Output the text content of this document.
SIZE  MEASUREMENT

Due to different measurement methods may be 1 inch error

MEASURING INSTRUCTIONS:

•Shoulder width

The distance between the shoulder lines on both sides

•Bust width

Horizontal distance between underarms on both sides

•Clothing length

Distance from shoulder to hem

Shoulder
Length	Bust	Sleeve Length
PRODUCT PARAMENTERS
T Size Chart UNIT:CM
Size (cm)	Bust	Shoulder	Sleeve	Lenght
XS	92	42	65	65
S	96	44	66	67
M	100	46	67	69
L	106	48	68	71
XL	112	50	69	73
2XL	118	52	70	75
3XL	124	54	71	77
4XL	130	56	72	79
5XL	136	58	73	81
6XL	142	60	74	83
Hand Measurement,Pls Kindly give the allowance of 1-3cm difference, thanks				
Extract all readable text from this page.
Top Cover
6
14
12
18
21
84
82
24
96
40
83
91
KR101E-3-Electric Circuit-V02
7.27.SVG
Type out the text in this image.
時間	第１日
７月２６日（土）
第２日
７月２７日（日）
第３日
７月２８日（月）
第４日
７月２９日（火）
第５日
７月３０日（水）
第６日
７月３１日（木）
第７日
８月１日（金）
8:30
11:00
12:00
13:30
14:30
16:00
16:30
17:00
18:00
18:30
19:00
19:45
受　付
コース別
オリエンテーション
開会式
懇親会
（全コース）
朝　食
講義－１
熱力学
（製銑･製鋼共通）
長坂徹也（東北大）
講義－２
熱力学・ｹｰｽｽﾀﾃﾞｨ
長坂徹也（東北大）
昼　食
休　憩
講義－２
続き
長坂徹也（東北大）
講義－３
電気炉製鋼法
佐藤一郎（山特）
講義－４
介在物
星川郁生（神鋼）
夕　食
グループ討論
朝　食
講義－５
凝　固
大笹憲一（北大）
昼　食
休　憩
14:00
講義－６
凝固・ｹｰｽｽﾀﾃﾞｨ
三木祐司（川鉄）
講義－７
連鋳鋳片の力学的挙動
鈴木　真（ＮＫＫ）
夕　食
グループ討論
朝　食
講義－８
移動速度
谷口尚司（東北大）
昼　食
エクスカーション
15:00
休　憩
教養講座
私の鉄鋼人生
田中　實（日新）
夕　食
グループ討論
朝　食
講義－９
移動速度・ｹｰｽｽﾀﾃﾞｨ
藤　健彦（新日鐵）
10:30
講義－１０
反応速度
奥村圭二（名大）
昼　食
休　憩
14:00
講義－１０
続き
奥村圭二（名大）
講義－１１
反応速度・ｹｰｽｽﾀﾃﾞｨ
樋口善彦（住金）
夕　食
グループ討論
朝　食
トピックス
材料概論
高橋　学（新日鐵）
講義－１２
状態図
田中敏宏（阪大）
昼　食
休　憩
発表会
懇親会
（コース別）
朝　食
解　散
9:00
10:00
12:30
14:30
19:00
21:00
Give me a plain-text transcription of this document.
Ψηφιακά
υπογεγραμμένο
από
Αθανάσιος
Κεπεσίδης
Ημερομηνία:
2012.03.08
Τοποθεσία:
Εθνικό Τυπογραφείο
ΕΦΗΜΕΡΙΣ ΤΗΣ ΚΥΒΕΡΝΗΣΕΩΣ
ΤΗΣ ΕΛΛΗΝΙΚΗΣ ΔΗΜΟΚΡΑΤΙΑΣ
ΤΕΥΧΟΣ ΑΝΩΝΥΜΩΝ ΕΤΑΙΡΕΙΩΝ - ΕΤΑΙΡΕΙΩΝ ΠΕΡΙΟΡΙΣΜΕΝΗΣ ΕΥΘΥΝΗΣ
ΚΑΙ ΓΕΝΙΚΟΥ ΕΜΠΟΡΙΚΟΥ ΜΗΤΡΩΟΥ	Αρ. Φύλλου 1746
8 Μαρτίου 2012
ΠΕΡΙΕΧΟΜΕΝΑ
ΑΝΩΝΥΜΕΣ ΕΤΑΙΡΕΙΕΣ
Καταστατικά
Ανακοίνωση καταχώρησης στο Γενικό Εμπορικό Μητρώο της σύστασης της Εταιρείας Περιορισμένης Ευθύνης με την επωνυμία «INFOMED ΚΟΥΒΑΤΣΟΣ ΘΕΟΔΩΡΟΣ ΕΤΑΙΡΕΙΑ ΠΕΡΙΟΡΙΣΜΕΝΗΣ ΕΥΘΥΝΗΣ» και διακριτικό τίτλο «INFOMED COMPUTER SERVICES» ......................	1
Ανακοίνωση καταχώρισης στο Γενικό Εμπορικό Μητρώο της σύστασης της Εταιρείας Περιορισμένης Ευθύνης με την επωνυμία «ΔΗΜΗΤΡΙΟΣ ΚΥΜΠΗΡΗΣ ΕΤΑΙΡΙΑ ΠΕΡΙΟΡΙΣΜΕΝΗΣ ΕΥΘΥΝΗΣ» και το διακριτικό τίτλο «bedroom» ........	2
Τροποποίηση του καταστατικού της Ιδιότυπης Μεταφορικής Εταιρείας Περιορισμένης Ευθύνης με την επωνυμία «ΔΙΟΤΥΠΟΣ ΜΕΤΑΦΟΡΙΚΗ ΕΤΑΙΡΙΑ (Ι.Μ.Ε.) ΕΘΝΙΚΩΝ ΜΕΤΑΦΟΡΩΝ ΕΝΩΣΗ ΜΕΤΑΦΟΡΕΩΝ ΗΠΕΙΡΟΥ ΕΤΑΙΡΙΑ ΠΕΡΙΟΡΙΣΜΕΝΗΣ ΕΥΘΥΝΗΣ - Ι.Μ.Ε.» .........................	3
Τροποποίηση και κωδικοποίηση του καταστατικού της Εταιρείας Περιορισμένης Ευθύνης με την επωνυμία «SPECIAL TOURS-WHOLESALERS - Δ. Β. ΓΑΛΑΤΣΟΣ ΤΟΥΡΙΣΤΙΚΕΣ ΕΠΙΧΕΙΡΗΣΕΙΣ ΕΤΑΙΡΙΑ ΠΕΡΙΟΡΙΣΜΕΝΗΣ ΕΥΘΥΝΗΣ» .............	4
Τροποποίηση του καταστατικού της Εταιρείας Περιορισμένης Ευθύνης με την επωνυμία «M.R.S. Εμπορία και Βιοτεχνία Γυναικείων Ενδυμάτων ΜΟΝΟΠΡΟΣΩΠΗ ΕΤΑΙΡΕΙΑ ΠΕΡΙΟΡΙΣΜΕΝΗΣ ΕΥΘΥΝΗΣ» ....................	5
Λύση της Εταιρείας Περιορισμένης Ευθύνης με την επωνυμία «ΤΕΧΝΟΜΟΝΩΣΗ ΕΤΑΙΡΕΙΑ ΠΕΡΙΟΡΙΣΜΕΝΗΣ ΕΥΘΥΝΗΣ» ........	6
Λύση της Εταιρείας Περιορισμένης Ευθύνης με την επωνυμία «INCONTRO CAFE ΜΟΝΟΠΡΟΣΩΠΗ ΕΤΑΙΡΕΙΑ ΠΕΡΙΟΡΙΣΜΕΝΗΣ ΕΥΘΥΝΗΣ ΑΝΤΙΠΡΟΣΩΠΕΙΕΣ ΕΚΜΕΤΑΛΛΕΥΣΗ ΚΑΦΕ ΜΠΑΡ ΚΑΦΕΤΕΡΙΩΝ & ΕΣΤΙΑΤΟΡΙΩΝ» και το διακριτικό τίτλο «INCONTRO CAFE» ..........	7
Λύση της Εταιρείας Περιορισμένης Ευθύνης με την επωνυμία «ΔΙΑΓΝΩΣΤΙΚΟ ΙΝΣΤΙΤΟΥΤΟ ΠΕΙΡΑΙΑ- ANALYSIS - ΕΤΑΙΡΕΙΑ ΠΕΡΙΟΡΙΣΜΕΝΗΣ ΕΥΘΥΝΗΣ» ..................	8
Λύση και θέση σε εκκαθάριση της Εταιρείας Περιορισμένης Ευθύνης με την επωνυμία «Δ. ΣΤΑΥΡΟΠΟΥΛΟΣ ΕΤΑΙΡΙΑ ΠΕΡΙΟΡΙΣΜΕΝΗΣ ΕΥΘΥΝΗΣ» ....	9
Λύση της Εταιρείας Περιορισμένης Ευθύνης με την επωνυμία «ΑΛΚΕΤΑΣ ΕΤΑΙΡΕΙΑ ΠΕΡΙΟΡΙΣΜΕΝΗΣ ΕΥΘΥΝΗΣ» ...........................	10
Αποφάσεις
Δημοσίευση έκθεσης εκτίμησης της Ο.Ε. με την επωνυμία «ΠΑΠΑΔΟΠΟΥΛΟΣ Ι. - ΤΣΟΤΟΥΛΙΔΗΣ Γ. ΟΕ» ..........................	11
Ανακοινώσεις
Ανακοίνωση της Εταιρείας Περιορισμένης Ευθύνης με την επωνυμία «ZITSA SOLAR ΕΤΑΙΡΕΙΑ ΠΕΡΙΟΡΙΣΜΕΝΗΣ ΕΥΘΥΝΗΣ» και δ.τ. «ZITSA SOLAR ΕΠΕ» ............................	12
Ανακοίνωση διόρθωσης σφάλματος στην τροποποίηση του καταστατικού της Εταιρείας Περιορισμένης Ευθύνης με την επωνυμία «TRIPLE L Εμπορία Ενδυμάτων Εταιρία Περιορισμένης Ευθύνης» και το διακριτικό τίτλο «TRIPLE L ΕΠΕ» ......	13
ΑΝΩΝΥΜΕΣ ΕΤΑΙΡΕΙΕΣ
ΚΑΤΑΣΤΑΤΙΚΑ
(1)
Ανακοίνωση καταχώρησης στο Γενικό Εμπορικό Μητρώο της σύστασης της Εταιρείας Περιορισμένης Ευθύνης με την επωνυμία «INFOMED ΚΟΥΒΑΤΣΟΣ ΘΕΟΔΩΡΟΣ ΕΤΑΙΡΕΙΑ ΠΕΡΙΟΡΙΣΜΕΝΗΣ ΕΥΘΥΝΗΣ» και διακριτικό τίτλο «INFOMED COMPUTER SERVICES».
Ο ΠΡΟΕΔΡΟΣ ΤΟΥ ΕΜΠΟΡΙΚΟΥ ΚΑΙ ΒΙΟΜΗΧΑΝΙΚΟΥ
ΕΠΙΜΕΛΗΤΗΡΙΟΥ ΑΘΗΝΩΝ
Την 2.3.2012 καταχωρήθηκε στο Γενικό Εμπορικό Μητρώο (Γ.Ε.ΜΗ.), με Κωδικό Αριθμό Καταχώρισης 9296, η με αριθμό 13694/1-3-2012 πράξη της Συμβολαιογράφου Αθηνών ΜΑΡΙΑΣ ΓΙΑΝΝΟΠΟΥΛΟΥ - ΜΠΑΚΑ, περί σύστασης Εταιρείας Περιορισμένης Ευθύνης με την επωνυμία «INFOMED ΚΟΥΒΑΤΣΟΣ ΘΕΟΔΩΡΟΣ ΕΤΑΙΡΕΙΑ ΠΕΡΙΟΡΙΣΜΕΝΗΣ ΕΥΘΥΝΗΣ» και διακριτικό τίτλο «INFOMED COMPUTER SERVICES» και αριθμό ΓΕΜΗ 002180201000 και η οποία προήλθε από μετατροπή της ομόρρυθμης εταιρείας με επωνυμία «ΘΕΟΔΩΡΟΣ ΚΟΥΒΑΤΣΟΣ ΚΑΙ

----------------------------------------

Report each line in the data that holds the word "document".

▶ COMPLETE ANSWER:
Output the text content of this document.
Give me a plain-text transcription of this document.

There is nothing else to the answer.